──────── WORKING DATA ────────

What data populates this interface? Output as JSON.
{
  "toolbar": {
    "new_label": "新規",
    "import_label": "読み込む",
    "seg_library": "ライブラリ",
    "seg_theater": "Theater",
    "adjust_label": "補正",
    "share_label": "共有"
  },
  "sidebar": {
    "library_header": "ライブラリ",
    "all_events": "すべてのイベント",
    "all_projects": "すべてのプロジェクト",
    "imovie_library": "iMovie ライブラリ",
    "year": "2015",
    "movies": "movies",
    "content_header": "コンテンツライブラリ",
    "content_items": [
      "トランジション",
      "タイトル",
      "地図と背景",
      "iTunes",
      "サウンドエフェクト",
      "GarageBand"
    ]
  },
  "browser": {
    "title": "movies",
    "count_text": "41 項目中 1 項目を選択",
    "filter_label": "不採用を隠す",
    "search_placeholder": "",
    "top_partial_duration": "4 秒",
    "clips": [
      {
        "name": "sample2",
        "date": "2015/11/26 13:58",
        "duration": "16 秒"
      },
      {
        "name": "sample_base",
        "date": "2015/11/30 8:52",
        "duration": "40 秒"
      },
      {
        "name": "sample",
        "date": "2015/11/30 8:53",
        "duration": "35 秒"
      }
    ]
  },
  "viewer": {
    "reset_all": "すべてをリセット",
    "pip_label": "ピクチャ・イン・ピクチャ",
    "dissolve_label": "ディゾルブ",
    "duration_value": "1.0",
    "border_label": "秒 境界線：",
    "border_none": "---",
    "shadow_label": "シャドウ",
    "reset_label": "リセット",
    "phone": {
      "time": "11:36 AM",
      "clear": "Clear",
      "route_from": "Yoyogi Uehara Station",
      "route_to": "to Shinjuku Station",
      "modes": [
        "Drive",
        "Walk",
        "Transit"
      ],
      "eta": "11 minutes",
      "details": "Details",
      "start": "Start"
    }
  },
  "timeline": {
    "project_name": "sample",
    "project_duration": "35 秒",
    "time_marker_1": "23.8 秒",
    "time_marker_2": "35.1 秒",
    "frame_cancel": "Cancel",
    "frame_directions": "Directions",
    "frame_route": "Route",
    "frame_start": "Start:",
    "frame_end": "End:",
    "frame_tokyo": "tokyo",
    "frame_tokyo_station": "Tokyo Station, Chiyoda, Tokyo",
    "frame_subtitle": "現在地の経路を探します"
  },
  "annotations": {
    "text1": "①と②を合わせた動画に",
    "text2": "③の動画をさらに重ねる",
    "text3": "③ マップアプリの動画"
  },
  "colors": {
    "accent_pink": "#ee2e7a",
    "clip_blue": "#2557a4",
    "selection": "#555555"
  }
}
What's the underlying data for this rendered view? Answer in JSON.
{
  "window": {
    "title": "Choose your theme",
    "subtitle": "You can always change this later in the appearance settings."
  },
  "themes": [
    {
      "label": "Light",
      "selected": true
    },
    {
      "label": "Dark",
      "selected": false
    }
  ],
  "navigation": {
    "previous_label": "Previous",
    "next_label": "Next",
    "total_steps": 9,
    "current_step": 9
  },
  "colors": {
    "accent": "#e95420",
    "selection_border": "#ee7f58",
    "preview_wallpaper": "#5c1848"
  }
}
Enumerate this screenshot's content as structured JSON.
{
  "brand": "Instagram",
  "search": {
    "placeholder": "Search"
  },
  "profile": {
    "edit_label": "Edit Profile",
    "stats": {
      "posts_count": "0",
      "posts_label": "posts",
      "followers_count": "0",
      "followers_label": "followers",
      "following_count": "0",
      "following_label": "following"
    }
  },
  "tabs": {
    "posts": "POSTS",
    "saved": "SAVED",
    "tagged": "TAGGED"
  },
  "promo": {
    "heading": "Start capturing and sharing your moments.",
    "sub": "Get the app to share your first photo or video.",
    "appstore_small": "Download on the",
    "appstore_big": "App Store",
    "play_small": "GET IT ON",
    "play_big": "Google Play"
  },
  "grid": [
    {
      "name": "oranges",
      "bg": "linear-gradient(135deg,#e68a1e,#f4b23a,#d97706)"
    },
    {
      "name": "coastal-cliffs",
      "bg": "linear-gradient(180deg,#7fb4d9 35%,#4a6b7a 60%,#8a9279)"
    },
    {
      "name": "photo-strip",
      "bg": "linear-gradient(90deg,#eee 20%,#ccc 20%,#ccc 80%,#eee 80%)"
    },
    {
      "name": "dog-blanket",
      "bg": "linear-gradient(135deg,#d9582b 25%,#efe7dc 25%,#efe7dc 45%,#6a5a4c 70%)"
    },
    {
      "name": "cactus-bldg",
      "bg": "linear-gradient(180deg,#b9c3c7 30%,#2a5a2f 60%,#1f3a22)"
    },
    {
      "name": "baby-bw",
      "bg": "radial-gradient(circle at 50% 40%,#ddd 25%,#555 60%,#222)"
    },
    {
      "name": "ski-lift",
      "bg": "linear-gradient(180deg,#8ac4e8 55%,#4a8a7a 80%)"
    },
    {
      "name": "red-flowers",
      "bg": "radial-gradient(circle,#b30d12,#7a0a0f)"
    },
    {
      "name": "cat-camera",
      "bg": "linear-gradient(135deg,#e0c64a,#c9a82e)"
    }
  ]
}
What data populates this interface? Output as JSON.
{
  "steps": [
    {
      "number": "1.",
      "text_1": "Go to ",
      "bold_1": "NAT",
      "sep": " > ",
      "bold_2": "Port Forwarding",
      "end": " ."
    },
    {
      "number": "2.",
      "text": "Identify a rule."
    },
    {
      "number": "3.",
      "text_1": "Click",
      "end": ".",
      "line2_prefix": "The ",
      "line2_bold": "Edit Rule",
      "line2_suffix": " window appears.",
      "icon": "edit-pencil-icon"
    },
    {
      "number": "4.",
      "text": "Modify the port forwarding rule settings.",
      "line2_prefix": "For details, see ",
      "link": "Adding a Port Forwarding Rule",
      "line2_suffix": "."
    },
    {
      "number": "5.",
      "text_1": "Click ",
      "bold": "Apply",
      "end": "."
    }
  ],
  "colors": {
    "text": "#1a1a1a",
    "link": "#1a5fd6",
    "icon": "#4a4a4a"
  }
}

────────

▶ EXERCISE DETAILS: Report all lines of the data that include the word "this".

▶ REPLY:
What data populates this interface? Output as JSON.
What's the underlying data for this rendered view? Answer in JSON.
    "subtitle": "You can always change this later in the appearance settings."
Enumerate this screenshot's content as structured JSON.
What data populates this interface? Output as JSON.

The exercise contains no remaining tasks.